In accordance with another aspect of the present invention, there is provided a method for isolating a perforated interval of a well, the well including a casing liner having a wall with a plurality of perforations therethrough forming the perforated interval, the method comprising: providing a tool including a tubular body including an inner diameter and an outer surface, a first open end and a second open end, the first and second open ends providing access to the inner diameter; and a sealing element to isolate a mid region of the outer surface from the first open end and the second open end; positioning the tool in the well with the tubular first open end adjacent and above an uppermost perforation of the perforated interval and the second open end adjacent and below a lowermost perforation of the perforated interval; and installing the tool in the well with the sealing element sealing between the tubular body and the casing wall above the uppermost perforation of the perforated interval and below the lowermost perforation of the perforated interval to isolate fluid flow between the perforations and the inner diameter.

Referring to the drawings, several aspects of the present invention are illustrated by way of example, and not by way of limitation, in detail in the figures, wherein:

FIG. 1 is an axial sectional view of wellbore tool to allow mechanical isolation of a perforated segment in a well;

FIGS. 2A, 2B and 2C are sequential views of a tool such as that of FIG. 2 being installed in a wellbore;

FIG. 3 is an axial sectional view of a tool being conveyed downhole on a setting tool;

FIGS. 4A and 4B are sequential axial sectional views of another wellbore tool useful to allow mechanical isolation of a perforated segment in a well; and

FIG. 5 is a sectional view along a length of a wellbore having tools installed therein.

The detailed description set forth below in connection with the appended drawings is intended as a description of various embodiments of the present invention and is not intended to represent the only embodiments contemplated by the inventor. The detailed description includes specific details for the purpose of providing a comprehensive understanding of the present invention. However, it will be apparent to those skilled in the art that the present invention may be practiced without these specific details.

**Raw records**
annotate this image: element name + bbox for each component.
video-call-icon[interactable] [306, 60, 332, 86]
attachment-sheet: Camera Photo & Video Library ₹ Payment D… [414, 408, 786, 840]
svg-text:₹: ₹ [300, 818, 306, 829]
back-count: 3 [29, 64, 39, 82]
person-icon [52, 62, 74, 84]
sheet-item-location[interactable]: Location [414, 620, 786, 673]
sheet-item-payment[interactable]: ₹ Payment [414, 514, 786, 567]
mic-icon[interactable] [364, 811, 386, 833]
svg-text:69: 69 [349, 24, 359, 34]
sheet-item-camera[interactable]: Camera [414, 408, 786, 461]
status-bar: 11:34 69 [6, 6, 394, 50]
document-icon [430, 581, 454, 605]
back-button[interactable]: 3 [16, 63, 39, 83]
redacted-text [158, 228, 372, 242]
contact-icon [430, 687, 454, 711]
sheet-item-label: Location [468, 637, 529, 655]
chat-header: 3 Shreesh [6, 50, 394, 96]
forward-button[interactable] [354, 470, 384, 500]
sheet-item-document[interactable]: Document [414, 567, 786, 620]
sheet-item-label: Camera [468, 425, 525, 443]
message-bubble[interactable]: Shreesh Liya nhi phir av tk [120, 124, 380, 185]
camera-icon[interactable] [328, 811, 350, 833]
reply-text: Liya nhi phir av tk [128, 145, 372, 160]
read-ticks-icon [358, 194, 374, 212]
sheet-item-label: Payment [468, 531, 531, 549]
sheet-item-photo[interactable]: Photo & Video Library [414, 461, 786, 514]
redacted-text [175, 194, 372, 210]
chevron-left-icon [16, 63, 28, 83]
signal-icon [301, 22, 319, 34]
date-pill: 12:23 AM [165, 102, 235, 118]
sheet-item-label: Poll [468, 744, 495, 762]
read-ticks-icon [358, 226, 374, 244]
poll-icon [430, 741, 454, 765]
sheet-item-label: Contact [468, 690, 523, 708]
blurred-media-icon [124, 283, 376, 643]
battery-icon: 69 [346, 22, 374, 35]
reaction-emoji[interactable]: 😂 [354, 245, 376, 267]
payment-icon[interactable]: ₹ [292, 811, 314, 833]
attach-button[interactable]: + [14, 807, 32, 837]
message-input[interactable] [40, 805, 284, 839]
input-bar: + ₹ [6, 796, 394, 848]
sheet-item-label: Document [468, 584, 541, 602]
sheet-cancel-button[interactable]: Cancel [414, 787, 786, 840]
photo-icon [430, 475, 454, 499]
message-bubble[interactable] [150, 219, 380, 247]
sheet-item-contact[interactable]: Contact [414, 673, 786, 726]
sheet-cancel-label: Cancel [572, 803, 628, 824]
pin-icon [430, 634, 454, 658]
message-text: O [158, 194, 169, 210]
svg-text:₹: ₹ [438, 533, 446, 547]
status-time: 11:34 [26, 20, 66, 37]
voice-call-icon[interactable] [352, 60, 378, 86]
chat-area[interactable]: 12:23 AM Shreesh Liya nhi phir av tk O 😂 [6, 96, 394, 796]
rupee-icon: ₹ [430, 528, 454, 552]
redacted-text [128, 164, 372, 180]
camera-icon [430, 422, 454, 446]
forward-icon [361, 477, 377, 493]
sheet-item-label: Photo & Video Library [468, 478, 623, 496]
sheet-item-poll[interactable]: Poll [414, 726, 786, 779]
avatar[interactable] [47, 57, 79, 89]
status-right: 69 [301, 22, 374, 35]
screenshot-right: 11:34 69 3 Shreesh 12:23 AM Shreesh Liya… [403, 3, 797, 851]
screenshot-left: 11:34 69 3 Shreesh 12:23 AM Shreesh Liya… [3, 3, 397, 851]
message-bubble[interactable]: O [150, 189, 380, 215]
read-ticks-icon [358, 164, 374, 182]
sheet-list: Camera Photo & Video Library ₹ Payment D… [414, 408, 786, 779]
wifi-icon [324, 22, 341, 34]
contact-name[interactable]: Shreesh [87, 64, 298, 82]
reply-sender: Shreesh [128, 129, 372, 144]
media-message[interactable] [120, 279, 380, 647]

...

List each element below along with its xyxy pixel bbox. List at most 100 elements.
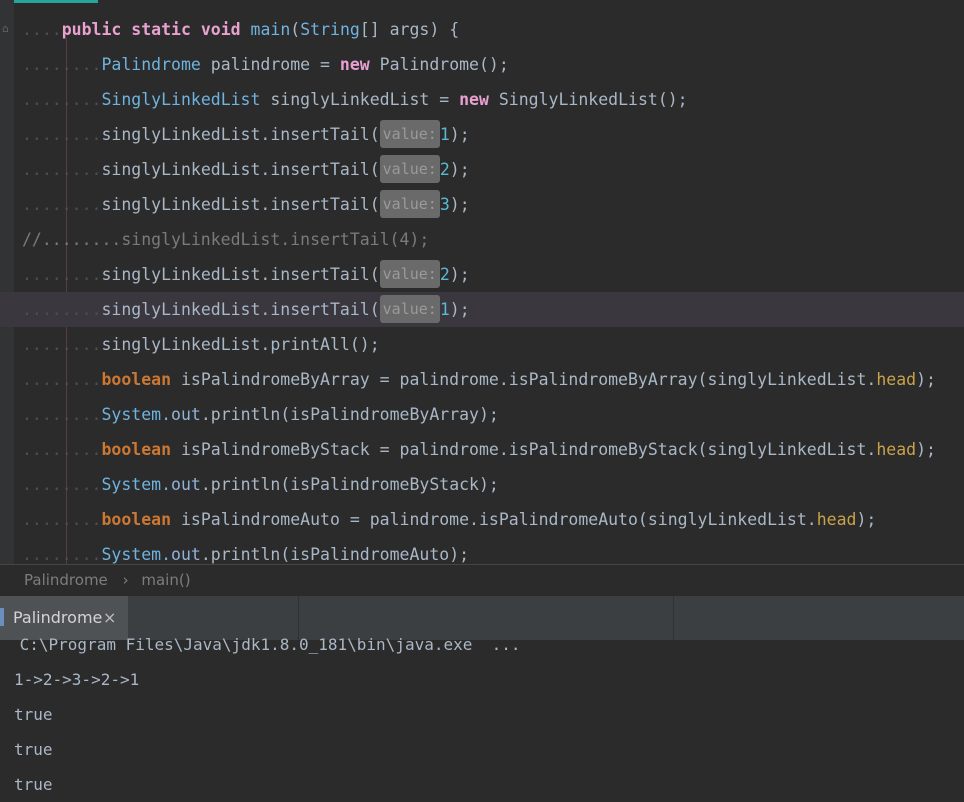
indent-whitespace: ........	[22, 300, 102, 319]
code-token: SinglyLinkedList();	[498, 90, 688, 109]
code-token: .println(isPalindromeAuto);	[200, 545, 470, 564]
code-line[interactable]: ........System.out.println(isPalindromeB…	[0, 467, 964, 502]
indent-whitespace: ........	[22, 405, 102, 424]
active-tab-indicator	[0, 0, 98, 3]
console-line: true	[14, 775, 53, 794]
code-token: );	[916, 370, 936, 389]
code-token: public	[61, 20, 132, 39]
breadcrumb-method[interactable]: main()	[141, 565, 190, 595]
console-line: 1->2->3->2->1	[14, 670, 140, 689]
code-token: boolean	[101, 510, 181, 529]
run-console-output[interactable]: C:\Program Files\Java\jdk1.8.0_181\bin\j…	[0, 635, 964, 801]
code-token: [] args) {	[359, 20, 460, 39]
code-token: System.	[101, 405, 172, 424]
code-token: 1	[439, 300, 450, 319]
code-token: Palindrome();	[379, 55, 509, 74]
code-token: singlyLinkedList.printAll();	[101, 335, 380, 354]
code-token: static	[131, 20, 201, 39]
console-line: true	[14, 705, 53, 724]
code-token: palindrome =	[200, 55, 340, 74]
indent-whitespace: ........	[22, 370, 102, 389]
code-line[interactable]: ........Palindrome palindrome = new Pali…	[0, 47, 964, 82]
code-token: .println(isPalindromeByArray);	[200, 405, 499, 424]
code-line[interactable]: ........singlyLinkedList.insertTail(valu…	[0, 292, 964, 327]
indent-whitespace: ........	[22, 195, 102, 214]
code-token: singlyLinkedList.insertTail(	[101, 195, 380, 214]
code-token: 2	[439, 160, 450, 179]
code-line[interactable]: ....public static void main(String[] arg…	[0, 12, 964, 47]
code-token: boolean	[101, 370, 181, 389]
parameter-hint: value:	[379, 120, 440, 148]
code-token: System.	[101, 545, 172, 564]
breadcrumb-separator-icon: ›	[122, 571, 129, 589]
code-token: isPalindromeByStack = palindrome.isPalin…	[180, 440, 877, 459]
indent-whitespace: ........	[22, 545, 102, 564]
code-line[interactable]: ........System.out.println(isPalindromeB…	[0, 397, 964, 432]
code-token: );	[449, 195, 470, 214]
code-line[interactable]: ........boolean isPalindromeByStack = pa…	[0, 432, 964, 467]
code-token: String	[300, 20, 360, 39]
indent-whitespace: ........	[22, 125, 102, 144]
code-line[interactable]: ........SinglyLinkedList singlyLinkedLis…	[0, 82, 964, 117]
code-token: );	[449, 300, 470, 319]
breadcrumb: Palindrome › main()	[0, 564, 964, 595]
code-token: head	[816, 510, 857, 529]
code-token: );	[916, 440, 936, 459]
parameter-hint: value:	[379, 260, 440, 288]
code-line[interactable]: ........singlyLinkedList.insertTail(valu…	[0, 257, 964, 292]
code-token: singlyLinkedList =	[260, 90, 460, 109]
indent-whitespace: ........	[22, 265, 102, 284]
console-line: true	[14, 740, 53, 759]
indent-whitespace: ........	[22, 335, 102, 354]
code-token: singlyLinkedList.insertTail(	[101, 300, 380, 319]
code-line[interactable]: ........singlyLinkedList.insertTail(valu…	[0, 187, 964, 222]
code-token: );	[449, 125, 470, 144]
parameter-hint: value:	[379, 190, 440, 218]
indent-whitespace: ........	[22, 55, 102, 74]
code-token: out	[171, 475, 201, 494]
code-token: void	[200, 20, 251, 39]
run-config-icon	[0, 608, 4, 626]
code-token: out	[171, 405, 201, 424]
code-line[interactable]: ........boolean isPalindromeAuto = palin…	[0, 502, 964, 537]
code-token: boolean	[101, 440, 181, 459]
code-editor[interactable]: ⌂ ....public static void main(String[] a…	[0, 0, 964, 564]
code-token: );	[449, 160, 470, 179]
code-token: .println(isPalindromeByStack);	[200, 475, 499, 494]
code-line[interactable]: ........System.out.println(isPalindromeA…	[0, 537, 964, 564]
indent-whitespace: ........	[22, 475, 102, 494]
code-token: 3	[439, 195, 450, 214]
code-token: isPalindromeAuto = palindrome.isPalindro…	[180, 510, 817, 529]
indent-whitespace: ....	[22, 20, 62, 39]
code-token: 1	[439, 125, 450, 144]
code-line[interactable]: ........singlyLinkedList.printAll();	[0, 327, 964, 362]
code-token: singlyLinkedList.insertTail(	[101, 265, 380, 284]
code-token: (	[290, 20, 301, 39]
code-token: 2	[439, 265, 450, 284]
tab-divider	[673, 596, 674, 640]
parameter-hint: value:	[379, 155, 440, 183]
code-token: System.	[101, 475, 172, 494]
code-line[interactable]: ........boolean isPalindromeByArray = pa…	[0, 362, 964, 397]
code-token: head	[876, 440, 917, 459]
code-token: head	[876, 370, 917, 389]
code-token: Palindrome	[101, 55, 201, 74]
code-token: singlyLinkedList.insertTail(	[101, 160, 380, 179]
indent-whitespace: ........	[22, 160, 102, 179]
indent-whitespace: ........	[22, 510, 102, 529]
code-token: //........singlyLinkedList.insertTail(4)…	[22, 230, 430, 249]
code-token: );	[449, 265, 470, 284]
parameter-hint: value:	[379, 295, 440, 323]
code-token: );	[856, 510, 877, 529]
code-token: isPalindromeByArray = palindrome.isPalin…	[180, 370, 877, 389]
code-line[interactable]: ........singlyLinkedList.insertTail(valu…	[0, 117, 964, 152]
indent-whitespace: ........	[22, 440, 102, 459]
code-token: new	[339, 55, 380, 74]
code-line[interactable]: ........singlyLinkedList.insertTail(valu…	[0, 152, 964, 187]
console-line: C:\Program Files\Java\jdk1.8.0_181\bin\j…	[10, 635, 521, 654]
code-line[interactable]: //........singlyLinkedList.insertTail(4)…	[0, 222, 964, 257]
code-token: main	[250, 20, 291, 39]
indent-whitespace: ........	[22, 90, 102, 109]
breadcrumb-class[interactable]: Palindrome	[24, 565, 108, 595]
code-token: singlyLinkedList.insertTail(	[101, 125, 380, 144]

**Things to do**
- a) From the text on isolating a perforated well interval, transcribe the passage from "FIG. 5 is a" up to and including "these specific details.".
- b) According to the text on isolating a perforated well interval, what does FIG. 3 show?

**Replies**
- a)
FIG. 5 is a sectional view along a length of a wellbore having tools installed therein.

The detailed description set forth below in connection with the appended drawings is intended as a description of various embodiments of the present invention and is not intended to represent the only embodiments contemplated by the inventor. The detailed description includes specific details for the purpose of providing a comprehensive understanding of the present invention. However, it will be apparent to those skilled in the art that the present invention may be practiced without these specific details.

- b) FIG. 3 is an axial sectional view of a tool being conveyed downhole on a setting tool.